_Material to process:_

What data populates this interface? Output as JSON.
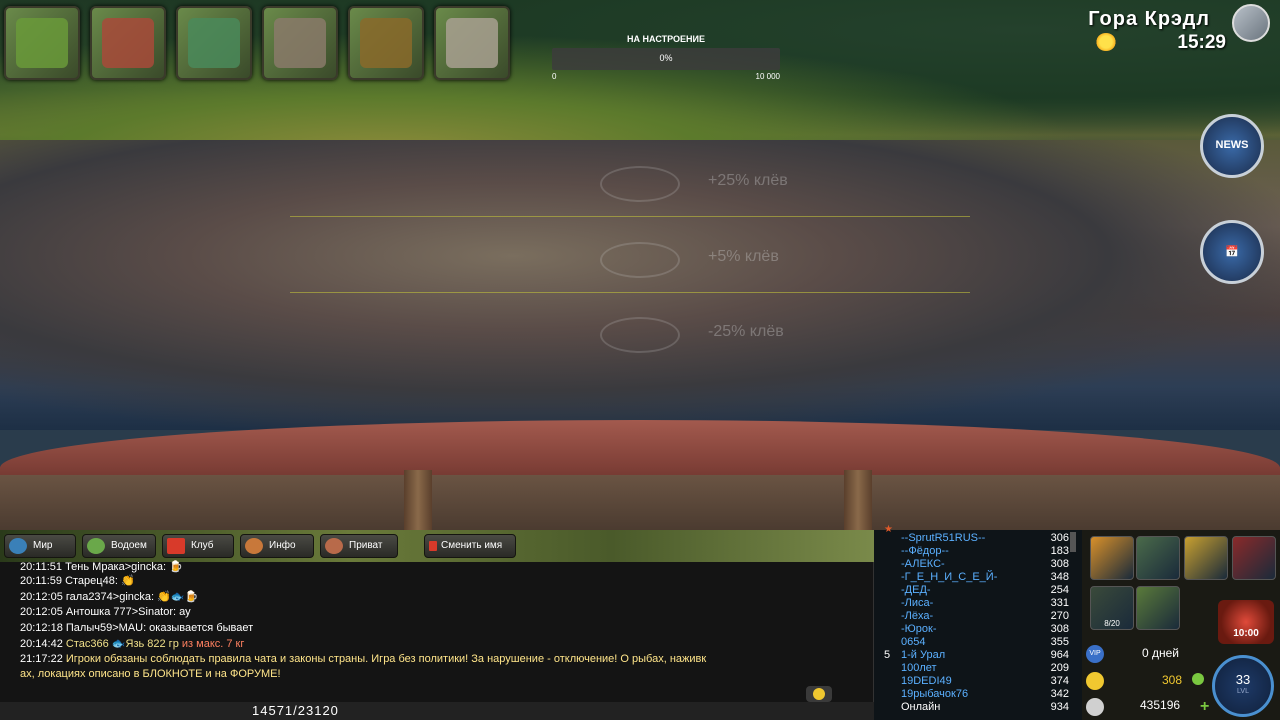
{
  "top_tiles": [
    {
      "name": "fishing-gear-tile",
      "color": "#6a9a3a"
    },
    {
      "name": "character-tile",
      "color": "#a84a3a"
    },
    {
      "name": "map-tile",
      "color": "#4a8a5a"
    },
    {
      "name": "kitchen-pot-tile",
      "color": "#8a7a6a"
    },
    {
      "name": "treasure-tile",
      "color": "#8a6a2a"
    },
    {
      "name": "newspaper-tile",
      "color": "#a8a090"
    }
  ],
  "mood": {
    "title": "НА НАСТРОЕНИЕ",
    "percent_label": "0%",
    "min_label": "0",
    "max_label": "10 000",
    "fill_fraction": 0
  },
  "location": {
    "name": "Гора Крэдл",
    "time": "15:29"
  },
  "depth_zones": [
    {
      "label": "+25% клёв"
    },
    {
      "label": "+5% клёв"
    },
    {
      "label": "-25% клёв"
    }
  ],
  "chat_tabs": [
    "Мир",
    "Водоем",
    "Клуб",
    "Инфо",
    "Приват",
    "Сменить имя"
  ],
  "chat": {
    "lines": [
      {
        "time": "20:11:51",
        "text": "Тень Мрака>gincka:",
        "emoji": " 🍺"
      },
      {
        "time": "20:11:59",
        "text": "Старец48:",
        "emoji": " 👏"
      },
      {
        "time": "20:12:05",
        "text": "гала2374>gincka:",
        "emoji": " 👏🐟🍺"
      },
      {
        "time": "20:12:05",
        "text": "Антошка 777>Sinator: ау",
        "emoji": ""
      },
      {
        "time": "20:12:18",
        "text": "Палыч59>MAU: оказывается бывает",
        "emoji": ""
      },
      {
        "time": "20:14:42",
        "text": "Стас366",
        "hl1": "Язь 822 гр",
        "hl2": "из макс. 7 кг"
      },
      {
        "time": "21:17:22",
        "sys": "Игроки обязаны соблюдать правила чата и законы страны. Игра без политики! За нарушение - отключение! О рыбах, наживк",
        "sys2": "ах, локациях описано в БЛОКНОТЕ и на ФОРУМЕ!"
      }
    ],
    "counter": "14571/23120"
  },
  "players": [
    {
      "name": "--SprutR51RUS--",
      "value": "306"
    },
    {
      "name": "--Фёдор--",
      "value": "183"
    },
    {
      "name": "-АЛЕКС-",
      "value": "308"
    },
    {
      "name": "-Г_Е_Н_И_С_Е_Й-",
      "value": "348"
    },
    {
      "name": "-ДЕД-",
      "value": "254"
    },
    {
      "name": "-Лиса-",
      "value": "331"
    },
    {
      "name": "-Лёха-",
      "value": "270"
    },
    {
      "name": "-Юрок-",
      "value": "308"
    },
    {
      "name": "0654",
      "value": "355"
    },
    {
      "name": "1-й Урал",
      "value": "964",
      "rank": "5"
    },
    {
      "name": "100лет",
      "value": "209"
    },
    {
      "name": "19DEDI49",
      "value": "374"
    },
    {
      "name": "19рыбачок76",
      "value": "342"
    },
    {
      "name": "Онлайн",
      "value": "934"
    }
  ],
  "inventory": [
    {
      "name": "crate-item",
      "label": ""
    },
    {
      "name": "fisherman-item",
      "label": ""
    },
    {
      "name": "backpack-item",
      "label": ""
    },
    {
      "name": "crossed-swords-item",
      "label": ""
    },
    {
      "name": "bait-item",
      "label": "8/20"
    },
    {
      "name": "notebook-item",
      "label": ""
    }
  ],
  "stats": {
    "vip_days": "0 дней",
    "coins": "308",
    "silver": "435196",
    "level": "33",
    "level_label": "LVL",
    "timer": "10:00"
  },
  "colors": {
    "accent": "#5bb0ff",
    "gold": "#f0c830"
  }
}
---
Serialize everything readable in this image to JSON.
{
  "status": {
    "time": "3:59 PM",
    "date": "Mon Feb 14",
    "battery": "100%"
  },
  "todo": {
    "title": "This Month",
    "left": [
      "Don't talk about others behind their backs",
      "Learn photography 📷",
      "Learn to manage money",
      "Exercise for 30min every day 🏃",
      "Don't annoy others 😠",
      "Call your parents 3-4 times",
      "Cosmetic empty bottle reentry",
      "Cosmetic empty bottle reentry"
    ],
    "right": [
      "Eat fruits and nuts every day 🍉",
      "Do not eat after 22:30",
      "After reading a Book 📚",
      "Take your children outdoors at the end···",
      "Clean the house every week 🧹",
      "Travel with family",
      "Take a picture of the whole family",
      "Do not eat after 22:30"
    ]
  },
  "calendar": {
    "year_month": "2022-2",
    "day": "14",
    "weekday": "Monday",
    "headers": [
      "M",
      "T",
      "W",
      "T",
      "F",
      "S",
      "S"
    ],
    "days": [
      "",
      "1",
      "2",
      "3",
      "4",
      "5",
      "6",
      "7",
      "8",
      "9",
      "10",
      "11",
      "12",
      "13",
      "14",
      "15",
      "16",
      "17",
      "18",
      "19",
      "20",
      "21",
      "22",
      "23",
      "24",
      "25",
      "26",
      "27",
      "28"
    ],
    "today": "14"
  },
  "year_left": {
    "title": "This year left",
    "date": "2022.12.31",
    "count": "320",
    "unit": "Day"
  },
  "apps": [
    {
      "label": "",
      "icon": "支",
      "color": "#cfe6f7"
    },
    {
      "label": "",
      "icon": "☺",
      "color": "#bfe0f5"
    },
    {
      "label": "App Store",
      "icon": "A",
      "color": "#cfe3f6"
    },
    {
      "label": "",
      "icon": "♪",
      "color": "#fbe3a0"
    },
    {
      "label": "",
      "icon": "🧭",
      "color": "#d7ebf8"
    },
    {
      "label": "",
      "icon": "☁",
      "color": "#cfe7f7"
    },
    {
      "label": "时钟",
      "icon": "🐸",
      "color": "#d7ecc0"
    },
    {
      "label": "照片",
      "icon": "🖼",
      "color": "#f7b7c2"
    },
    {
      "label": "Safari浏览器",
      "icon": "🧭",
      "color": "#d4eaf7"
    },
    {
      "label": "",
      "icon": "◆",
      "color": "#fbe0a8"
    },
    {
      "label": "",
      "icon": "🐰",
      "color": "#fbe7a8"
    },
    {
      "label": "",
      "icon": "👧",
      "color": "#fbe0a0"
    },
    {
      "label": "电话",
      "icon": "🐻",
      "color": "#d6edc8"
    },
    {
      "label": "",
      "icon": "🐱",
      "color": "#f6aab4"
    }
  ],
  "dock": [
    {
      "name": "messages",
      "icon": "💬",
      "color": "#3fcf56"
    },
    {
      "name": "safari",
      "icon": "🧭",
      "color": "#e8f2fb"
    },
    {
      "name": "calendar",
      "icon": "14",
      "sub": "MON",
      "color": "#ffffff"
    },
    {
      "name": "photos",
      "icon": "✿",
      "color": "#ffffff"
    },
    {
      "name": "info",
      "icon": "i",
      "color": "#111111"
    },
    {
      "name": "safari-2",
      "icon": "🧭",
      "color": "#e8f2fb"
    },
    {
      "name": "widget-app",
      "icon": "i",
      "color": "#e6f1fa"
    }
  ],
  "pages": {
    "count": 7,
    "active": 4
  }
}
==
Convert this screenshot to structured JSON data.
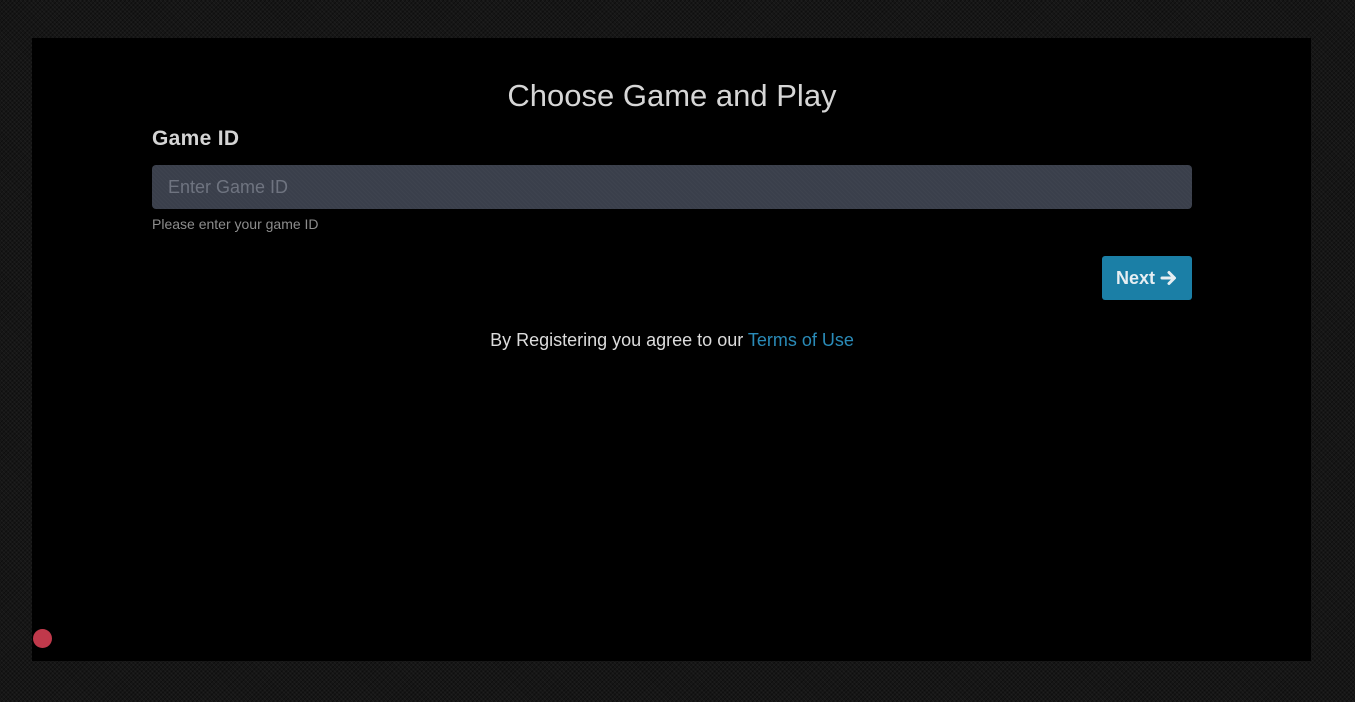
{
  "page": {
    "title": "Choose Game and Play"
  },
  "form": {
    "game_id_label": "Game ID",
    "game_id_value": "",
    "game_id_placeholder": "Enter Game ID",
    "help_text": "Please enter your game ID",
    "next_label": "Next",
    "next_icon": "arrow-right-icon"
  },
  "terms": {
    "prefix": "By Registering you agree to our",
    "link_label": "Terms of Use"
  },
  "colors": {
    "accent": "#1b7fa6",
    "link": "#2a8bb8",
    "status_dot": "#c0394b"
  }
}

_Stated goal:_ Look through the data above. Each line containing the word "Take" needs to be copied.

_Written response:_
      "Take your children outdoors at the end···",
      "Take a picture of the whole family",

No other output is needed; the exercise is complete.